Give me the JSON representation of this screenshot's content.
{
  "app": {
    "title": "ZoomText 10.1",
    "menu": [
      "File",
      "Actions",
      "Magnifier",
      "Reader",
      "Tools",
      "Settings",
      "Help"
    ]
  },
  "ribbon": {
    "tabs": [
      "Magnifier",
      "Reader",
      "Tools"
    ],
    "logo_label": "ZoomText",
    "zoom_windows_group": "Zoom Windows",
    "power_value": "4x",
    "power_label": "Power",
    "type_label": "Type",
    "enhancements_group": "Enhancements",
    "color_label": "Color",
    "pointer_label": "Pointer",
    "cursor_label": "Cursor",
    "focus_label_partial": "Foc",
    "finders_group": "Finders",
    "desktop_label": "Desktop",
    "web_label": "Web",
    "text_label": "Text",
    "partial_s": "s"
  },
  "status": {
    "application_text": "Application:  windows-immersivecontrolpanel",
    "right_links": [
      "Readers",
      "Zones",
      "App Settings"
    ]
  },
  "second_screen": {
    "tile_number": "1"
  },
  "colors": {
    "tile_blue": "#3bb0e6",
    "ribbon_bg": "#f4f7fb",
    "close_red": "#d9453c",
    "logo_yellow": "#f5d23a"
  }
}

...

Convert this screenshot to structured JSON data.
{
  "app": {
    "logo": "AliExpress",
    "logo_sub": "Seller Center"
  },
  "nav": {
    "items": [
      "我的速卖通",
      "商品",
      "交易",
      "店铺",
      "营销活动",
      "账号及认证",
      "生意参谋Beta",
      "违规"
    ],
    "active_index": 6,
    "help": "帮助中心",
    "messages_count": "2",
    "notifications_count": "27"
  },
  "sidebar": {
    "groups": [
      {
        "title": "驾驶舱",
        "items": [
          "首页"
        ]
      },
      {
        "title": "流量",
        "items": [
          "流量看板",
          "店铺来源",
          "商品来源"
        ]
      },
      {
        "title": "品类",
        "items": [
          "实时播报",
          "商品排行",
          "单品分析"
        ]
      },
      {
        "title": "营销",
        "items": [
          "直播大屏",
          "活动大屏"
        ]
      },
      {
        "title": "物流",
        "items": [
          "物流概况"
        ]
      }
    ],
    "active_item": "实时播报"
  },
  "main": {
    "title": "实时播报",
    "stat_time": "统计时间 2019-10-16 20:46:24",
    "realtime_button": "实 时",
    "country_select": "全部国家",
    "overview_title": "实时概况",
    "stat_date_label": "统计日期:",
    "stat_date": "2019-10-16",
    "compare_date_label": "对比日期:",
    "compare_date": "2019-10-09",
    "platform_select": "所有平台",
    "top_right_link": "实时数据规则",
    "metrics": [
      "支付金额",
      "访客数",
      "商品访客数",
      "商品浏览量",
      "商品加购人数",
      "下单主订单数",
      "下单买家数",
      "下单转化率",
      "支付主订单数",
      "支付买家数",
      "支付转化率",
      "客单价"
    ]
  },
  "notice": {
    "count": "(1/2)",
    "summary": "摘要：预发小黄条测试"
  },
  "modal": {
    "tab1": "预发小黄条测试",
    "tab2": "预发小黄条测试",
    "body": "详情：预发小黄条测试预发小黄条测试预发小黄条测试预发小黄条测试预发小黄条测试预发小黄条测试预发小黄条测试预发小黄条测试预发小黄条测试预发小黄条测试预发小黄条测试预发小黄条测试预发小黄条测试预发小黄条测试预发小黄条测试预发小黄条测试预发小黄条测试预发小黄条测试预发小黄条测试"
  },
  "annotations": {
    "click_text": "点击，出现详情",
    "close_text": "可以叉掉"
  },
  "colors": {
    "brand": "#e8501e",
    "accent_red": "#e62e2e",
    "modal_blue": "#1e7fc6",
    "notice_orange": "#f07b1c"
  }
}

The request:
Find every line in the records above that holds the word "screenshot", and copy each one.

Expected answer:
Give me the JSON representation of this screenshot's content.
Convert this screenshot to structured JSON data.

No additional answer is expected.